**Objective**
Drop the pictures, then extract the listing word for word.

(Stored items)
◆ ◆ ◆

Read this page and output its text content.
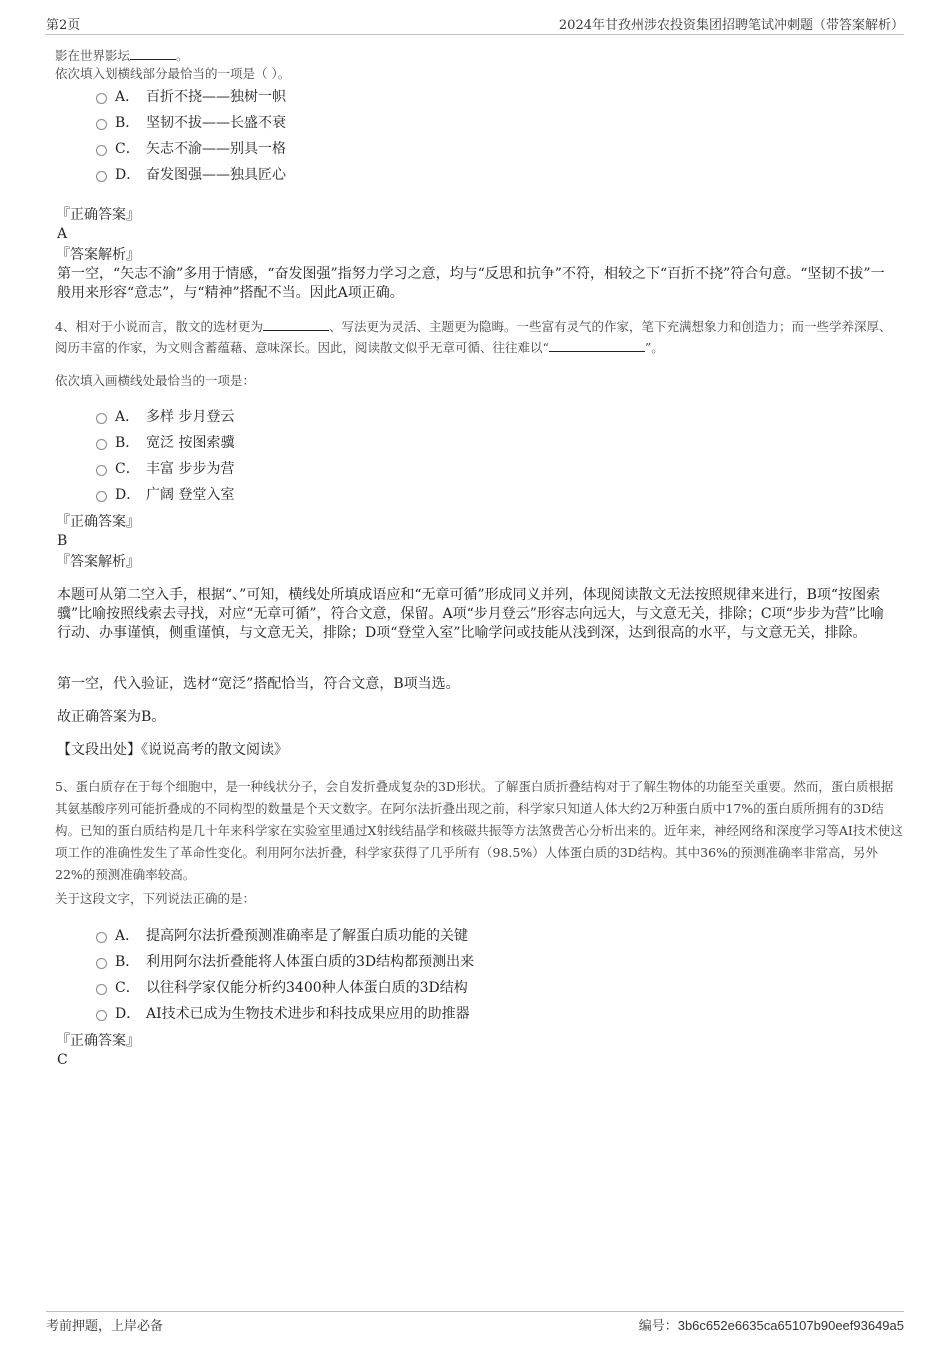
第2页	2024年甘孜州涉农投资集团招聘笔试冲刺题（带答案解析）
影在世界影坛	。
依次填入划横线部分最恰当的一项是（ ）。
A． 百折不挠——独树一帜
B． 坚韧不拔——长盛不衰
C． 矢志不渝——别具一格
D． 奋发图强——独具匠心
『正确答案』
A
『答案解析』
第一空，“矢志不渝”多用于情感，“奋发图强”指努力学习之意，均与“反思和抗争”不符，相较之下“百折不挠”符合句意。“坚韧不拔”一般用来形容“意志”，与“精神”搭配不当。因此A项正确。
4、相对于小说而言，散文的选材更为	、写法更为灵活、主题更为隐晦。一些富有灵气的作家，笔下充满想象力和创造力；而一些学养深厚、阅历丰富的作家，为文则含蓄蕴藉、意味深长。因此，阅读散文似乎无章可循、往往难以“	”。
依次填入画横线处最恰当的一项是：
A． 多样 步月登云
B． 宽泛 按图索骥
C． 丰富 步步为营
D． 广阔 登堂入室
『正确答案』
B
『答案解析』
本题可从第二空入手，根据“、”可知，横线处所填成语应和“无章可循”形成同义并列，体现阅读散文无法按照规律来进行，B项“按图索骥”比喻按照线索去寻找，对应“无章可循”，符合文意，保留。A项“步月登云”形容志向远大，与文意无关，排除；C项“步步为营”比喻行动、办事谨慎，侧重谨慎，与文意无关，排除；D项“登堂入室”比喻学问或技能从浅到深，达到很高的水平，与文意无关，排除。
第一空，代入验证，选材“宽泛”搭配恰当，符合文意，B项当选。
故正确答案为B。
【文段出处】《说说高考的散文阅读》
5、蛋白质存在于每个细胞中，是一种线状分子，会自发折叠成复杂的3D形状。了解蛋白质折叠结构对于了解生物体的功能至关重要。然而，蛋白质根据其氨基酸序列可能折叠成的不同构型的数量是个天文数字。在阿尔法折叠出现之前，科学家只知道人体大约2万种蛋白质中17%的蛋白质所拥有的3D结构。已知的蛋白质结构是几十年来科学家在实验室里通过X射线结晶学和核磁共振等方法煞费苦心分析出来的。近年来，神经网络和深度学习等AI技术使这项工作的准确性发生了革命性变化。利用阿尔法折叠，科学家获得了几乎所有（98.5%）人体蛋白质的3D结构。其中36%的预测准确率非常高，另外22%的预测准确率较高。
关于这段文字，下列说法正确的是：
A． 提高阿尔法折叠预测准确率是了解蛋白质功能的关键
B． 利用阿尔法折叠能将人体蛋白质的3D结构都预测出来
C． 以往科学家仅能分析约3400种人体蛋白质的3D结构
D． AI技术已成为生物技术进步和科技成果应用的助推器
『正确答案』
C
考前押题，上岸必备	编号：3b6c652e6635ca65107b90eef93649a5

◆ ◆ ◆

**Output of the exercise**
Read this page and output its text content.
第2页	2024年甘孜州涉农投资集团招聘笔试冲刺题（带答案解析）
影在世界影坛	。
依次填入划横线部分最恰当的一项是（ ）。
A． 百折不挠——独树一帜
B． 坚韧不拔——长盛不衰
C． 矢志不渝——别具一格
D． 奋发图强——独具匠心
『正确答案』
A
『答案解析』
第一空，“矢志不渝”多用于情感，“奋发图强”指努力学习之意，均与“反思和抗争”不符，相较之下“百折不挠”符合句意。“坚韧不拔”一般用来形容“意志”，与“精神”搭配不当。因此A项正确。
4、相对于小说而言，散文的选材更为	、写法更为灵活、主题更为隐晦。一些富有灵气的作家，笔下充满想象力和创造力；而一些学养深厚、阅历丰富的作家，为文则含蓄蕴藉、意味深长。因此，阅读散文似乎无章可循、往往难以“	”。
依次填入画横线处最恰当的一项是：
A． 多样 步月登云
B． 宽泛 按图索骥
C． 丰富 步步为营
D． 广阔 登堂入室
『正确答案』
B
『答案解析』
本题可从第二空入手，根据“、”可知，横线处所填成语应和“无章可循”形成同义并列，体现阅读散文无法按照规律来进行，B项“按图索骥”比喻按照线索去寻找，对应“无章可循”，符合文意，保留。A项“步月登云”形容志向远大，与文意无关，排除；C项“步步为营”比喻行动、办事谨慎，侧重谨慎，与文意无关，排除；D项“登堂入室”比喻学问或技能从浅到深，达到很高的水平，与文意无关，排除。
第一空，代入验证，选材“宽泛”搭配恰当，符合文意，B项当选。
故正确答案为B。
【文段出处】《说说高考的散文阅读》
5、蛋白质存在于每个细胞中，是一种线状分子，会自发折叠成复杂的3D形状。了解蛋白质折叠结构对于了解生物体的功能至关重要。然而，蛋白质根据其氨基酸序列可能折叠成的不同构型的数量是个天文数字。在阿尔法折叠出现之前，科学家只知道人体大约2万种蛋白质中17%的蛋白质所拥有的3D结构。已知的蛋白质结构是几十年来科学家在实验室里通过X射线结晶学和核磁共振等方法煞费苦心分析出来的。近年来，神经网络和深度学习等AI技术使这项工作的准确性发生了革命性变化。利用阿尔法折叠，科学家获得了几乎所有（98.5%）人体蛋白质的3D结构。其中36%的预测准确率非常高，另外22%的预测准确率较高。
关于这段文字，下列说法正确的是：
A． 提高阿尔法折叠预测准确率是了解蛋白质功能的关键
B． 利用阿尔法折叠能将人体蛋白质的3D结构都预测出来
C． 以往科学家仅能分析约3400种人体蛋白质的3D结构
D． AI技术已成为生物技术进步和科技成果应用的助推器
『正确答案』
C
考前押题，上岸必备	编号：3b6c652e6635ca65107b90eef93649a5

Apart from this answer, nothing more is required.